Reproduce the listing exactly and skip over any pictures.

** START DATA SHOWN **

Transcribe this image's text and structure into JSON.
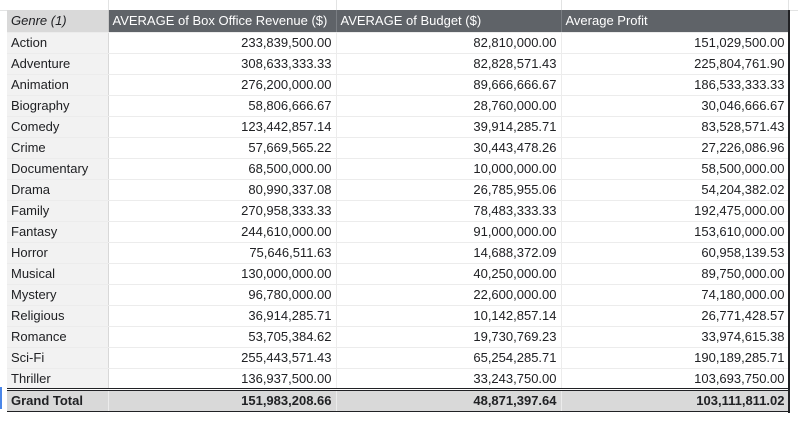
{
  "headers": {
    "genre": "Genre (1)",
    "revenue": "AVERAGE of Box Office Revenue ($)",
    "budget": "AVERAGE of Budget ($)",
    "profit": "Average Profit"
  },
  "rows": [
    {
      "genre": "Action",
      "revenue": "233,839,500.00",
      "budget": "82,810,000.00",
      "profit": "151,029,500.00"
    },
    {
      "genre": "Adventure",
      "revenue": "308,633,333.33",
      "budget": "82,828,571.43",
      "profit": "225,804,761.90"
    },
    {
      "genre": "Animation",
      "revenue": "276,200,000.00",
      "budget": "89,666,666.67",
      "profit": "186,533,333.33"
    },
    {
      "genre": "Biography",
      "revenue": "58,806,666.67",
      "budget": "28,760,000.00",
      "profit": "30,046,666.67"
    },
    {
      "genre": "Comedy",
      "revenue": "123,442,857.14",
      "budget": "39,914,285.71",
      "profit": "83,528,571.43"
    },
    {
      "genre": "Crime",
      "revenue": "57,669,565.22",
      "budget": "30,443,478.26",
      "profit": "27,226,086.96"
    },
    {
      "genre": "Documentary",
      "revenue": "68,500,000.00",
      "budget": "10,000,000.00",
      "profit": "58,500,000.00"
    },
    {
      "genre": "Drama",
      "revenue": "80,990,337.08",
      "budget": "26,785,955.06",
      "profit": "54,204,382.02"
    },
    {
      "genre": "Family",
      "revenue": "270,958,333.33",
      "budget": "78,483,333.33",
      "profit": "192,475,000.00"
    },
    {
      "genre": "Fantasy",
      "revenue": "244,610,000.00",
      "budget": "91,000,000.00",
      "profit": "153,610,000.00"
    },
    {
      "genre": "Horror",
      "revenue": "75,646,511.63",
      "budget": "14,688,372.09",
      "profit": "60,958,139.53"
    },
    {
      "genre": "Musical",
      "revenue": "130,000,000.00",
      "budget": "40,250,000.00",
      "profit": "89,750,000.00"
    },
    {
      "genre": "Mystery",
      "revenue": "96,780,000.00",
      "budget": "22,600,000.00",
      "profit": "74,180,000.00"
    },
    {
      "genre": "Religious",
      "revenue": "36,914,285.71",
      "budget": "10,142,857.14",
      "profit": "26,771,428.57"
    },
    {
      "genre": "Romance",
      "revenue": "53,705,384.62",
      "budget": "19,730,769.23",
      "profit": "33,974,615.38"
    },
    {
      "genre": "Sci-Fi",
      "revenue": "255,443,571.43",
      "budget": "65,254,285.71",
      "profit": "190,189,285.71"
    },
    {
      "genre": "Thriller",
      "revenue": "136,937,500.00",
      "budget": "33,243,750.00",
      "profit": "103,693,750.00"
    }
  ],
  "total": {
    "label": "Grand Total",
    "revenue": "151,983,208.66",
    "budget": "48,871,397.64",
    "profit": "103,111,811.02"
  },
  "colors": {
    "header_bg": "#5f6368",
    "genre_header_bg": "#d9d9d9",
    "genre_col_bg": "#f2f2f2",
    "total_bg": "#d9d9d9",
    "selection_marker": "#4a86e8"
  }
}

** END DATA SHOWN **

→ **RESULT**:
Transcribe this image's text and structure into JSON.
{
  "headers": {
    "genre": "Genre (1)",
    "revenue": "AVERAGE of Box Office Revenue ($)",
    "budget": "AVERAGE of Budget ($)",
    "profit": "Average Profit"
  },
  "rows": [
    {
      "genre": "Action",
      "revenue": "233,839,500.00",
      "budget": "82,810,000.00",
      "profit": "151,029,500.00"
    },
    {
      "genre": "Adventure",
      "revenue": "308,633,333.33",
      "budget": "82,828,571.43",
      "profit": "225,804,761.90"
    },
    {
      "genre": "Animation",
      "revenue": "276,200,000.00",
      "budget": "89,666,666.67",
      "profit": "186,533,333.33"
    },
    {
      "genre": "Biography",
      "revenue": "58,806,666.67",
      "budget": "28,760,000.00",
      "profit": "30,046,666.67"
    },
    {
      "genre": "Comedy",
      "revenue": "123,442,857.14",
      "budget": "39,914,285.71",
      "profit": "83,528,571.43"
    },
    {
      "genre": "Crime",
      "revenue": "57,669,565.22",
      "budget": "30,443,478.26",
      "profit": "27,226,086.96"
    },
    {
      "genre": "Documentary",
      "revenue": "68,500,000.00",
      "budget": "10,000,000.00",
      "profit": "58,500,000.00"
    },
    {
      "genre": "Drama",
      "revenue": "80,990,337.08",
      "budget": "26,785,955.06",
      "profit": "54,204,382.02"
    },
    {
      "genre": "Family",
      "revenue": "270,958,333.33",
      "budget": "78,483,333.33",
      "profit": "192,475,000.00"
    },
    {
      "genre": "Fantasy",
      "revenue": "244,610,000.00",
      "budget": "91,000,000.00",
      "profit": "153,610,000.00"
    },
    {
      "genre": "Horror",
      "revenue": "75,646,511.63",
      "budget": "14,688,372.09",
      "profit": "60,958,139.53"
    },
    {
      "genre": "Musical",
      "revenue": "130,000,000.00",
      "budget": "40,250,000.00",
      "profit": "89,750,000.00"
    },
    {
      "genre": "Mystery",
      "revenue": "96,780,000.00",
      "budget": "22,600,000.00",
      "profit": "74,180,000.00"
    },
    {
      "genre": "Religious",
      "revenue": "36,914,285.71",
      "budget": "10,142,857.14",
      "profit": "26,771,428.57"
    },
    {
      "genre": "Romance",
      "revenue": "53,705,384.62",
      "budget": "19,730,769.23",
      "profit": "33,974,615.38"
    },
    {
      "genre": "Sci-Fi",
      "revenue": "255,443,571.43",
      "budget": "65,254,285.71",
      "profit": "190,189,285.71"
    },
    {
      "genre": "Thriller",
      "revenue": "136,937,500.00",
      "budget": "33,243,750.00",
      "profit": "103,693,750.00"
    }
  ],
  "total": {
    "label": "Grand Total",
    "revenue": "151,983,208.66",
    "budget": "48,871,397.64",
    "profit": "103,111,811.02"
  },
  "colors": {
    "header_bg": "#5f6368",
    "genre_header_bg": "#d9d9d9",
    "genre_col_bg": "#f2f2f2",
    "total_bg": "#d9d9d9",
    "selection_marker": "#4a86e8"
  }
}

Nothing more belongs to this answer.